### Data extract
──────────────────────────────
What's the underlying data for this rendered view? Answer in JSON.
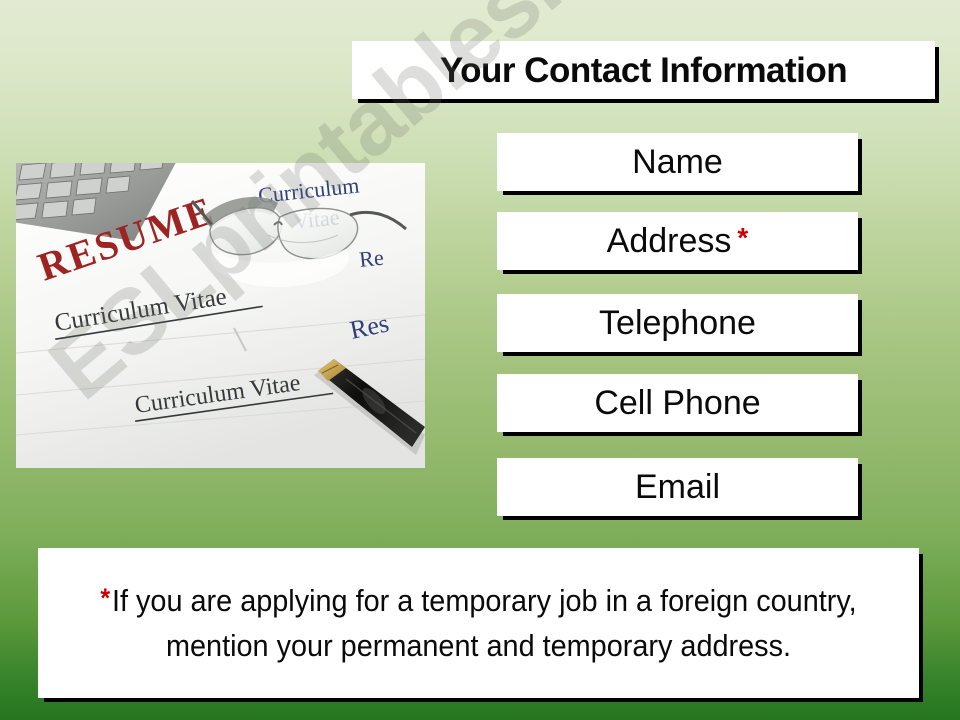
{
  "slide": {
    "background": {
      "top_color": "#e2ebd2",
      "mid_color": "#98ba6e",
      "bottom_color": "#26761f"
    },
    "watermark": {
      "text": "ESLprintables.com",
      "color": "#696e64"
    }
  },
  "header": {
    "title": "Your Contact Information"
  },
  "photo": {
    "alt": "Resume and Curriculum Vitae documents with eyeglasses, a keyboard and a fountain pen",
    "labels": {
      "resume": "RESUME",
      "cv_top_line1": "Curriculum",
      "cv_top_line2": "Vitae",
      "cv_mid": "Curriculum Vitae",
      "cv_bottom": "Curriculum Vitae",
      "re_fragment": "Re",
      "res_fragment": "Res"
    },
    "colors": {
      "resume_red": "#9e2323",
      "cv_blue": "#2f3f7a",
      "paper": "#f5f5f3",
      "keyboard": "#9a9c99",
      "pen": "#1a1a1a",
      "pen_nib": "#c9a24a"
    }
  },
  "contact_items": [
    {
      "label": "Name",
      "required": false,
      "marker": ""
    },
    {
      "label": "Address",
      "required": true,
      "marker": "*"
    },
    {
      "label": "Telephone",
      "required": false,
      "marker": ""
    },
    {
      "label": "Cell Phone",
      "required": false,
      "marker": ""
    },
    {
      "label": "Email",
      "required": false,
      "marker": ""
    }
  ],
  "note": {
    "marker": "*",
    "marker_color": "#cc0000",
    "text": "If you are applying for a temporary job in a foreign country, mention your permanent and temporary address."
  }
}
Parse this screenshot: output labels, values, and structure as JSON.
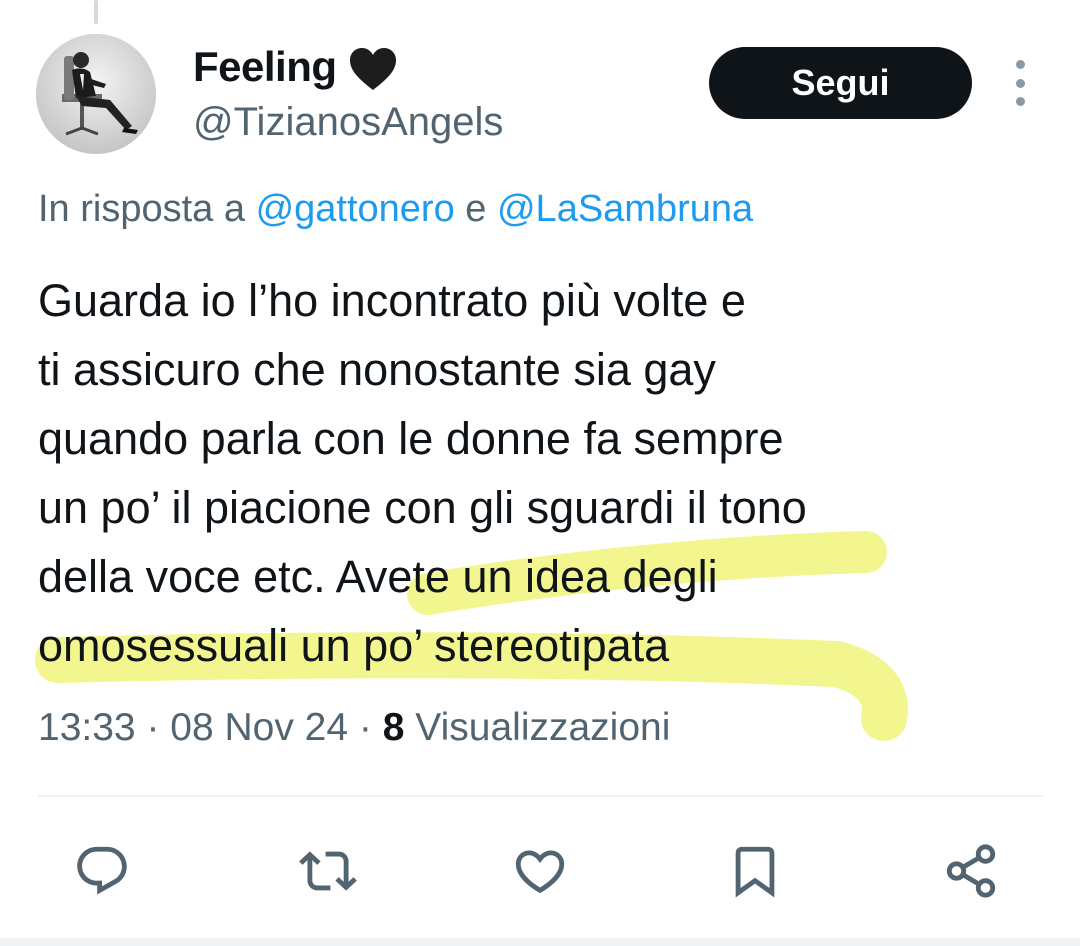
{
  "tweet": {
    "display_name": "Feeling",
    "handle": "@TizianosAngels",
    "follow_label": "Segui",
    "reply": {
      "prefix": "In risposta a",
      "user1": "@gattonero",
      "joiner": "e",
      "user2": "@LaSambruna"
    },
    "text_lines": [
      "Guarda io l’ho incontrato più volte e",
      "ti assicuro che nonostante sia gay",
      "quando parla con le donne fa sempre",
      "un po’ il piacione con gli sguardi il tono",
      "della voce etc. Avete un idea degli",
      "omosessuali un po’ stereotipata"
    ],
    "time": "13:33",
    "date": "08 Nov 24",
    "views_count": "8",
    "views_label": "Visualizzazioni"
  },
  "icons": {
    "name_badge": "black-heart-icon",
    "more": "more-vertical-icon",
    "actions": [
      "reply-icon",
      "retweet-icon",
      "like-icon",
      "bookmark-icon",
      "share-icon"
    ]
  },
  "colors": {
    "link": "#1d9bf0",
    "secondary_text": "#536471",
    "primary_text": "#0f1419",
    "follow_button_bg": "#0f1419",
    "highlighter": "#f2f570"
  }
}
──────────────────────────────
### Short problem
Pull out all lines containing "labels".

### Result
    "labels": {
Parse this screenshot: output labels, values, and structure as JSON.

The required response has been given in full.